Exercise
Identify every line in the records below that contains the word "this", and reproduce each one.

Extracted records
----------

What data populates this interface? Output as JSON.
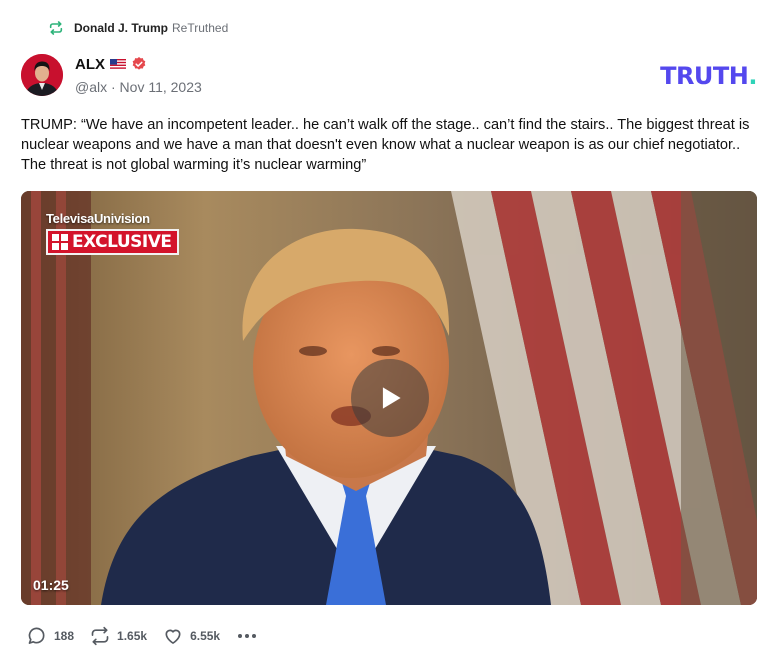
{
  "retruth": {
    "icon": "retruth-icon",
    "user": "Donald J. Trump",
    "label": "ReTruthed",
    "color": "#2db37a"
  },
  "author": {
    "name": "ALX",
    "flag_icon": "us-flag-icon",
    "verified_icon": "verified-badge-icon",
    "handle_date": "@alx · Nov 11, 2023"
  },
  "brand": {
    "logo": "TRUTH",
    "dot": ".",
    "color": "#5448ee",
    "dot_color": "#2fd3b8"
  },
  "post": {
    "text": "TRUMP: “We have an incompetent leader.. he can’t walk off the stage.. can’t find the stairs.. The biggest threat is nuclear weapons and we have a man that doesn't even know what a nuclear weapon is as our chief negotiator.. The threat is not global warming it’s nuclear warming”"
  },
  "video": {
    "watermark_network": "TelevisaUnivision",
    "watermark_badge": "EXCLUSIVE",
    "duration": "01:25",
    "play_icon": "play-icon"
  },
  "actions": {
    "replies": "188",
    "retruths": "1.65k",
    "likes": "6.55k",
    "reply_icon": "reply-bubble-icon",
    "retruth_icon": "retruth-icon",
    "like_icon": "heart-icon",
    "more_icon": "more-dots-icon"
  }
}
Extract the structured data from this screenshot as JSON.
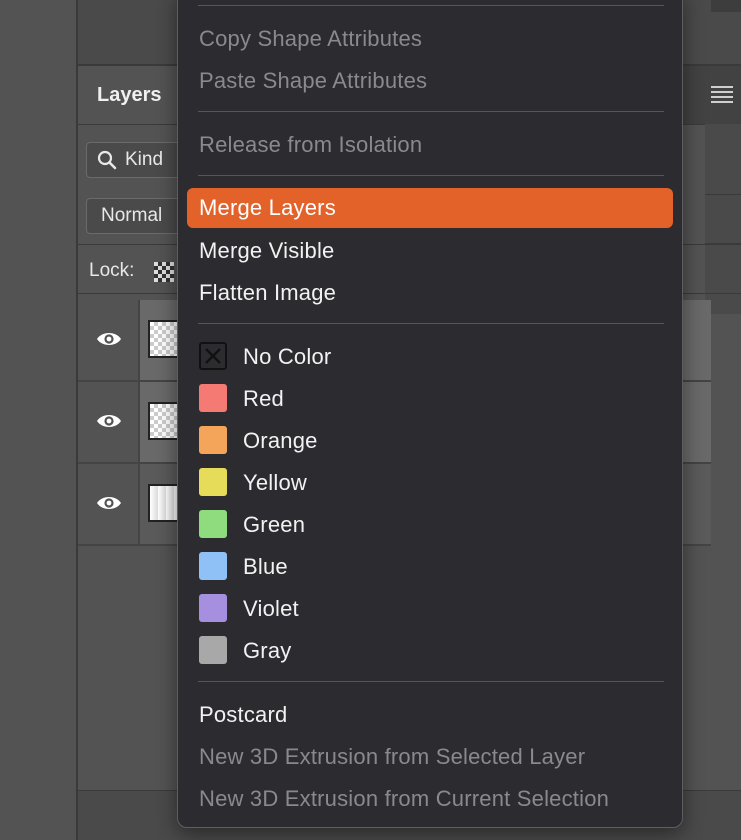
{
  "panel": {
    "tab_label": "Layers",
    "kind_filter_label": "Kind",
    "blend_mode_label": "Normal",
    "lock_label": "Lock:"
  },
  "layers": [
    {
      "visible": true,
      "thumbnail": "transparent",
      "selected": true
    },
    {
      "visible": true,
      "thumbnail": "transparent",
      "selected": true
    },
    {
      "visible": true,
      "thumbnail": "white-gradient",
      "selected": false
    }
  ],
  "menu": {
    "items": [
      {
        "label": "Copy Shape Attributes",
        "enabled": false
      },
      {
        "label": "Paste Shape Attributes",
        "enabled": false
      },
      {
        "label": "Release from Isolation",
        "enabled": false
      },
      {
        "label": "Merge Layers",
        "enabled": true,
        "highlighted": true
      },
      {
        "label": "Merge Visible",
        "enabled": true
      },
      {
        "label": "Flatten Image",
        "enabled": true
      },
      {
        "label": "Postcard",
        "enabled": true
      },
      {
        "label": "New 3D Extrusion from Selected Layer",
        "enabled": false
      },
      {
        "label": "New 3D Extrusion from Current Selection",
        "enabled": false
      }
    ],
    "colors": [
      {
        "label": "No Color",
        "swatch": "none"
      },
      {
        "label": "Red",
        "swatch": "#f47a73"
      },
      {
        "label": "Orange",
        "swatch": "#f5a55a"
      },
      {
        "label": "Yellow",
        "swatch": "#e6dc5a"
      },
      {
        "label": "Green",
        "swatch": "#8fdc7e"
      },
      {
        "label": "Blue",
        "swatch": "#8fc1f7"
      },
      {
        "label": "Violet",
        "swatch": "#a78fe0"
      },
      {
        "label": "Gray",
        "swatch": "#a8a8a8"
      }
    ]
  },
  "theme": {
    "highlight_color": "#e2622a",
    "menu_background": "#2c2b30"
  }
}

----------

Response
What data populates this interface? Output as JSON.
Extract the structured data from this screenshot as JSON.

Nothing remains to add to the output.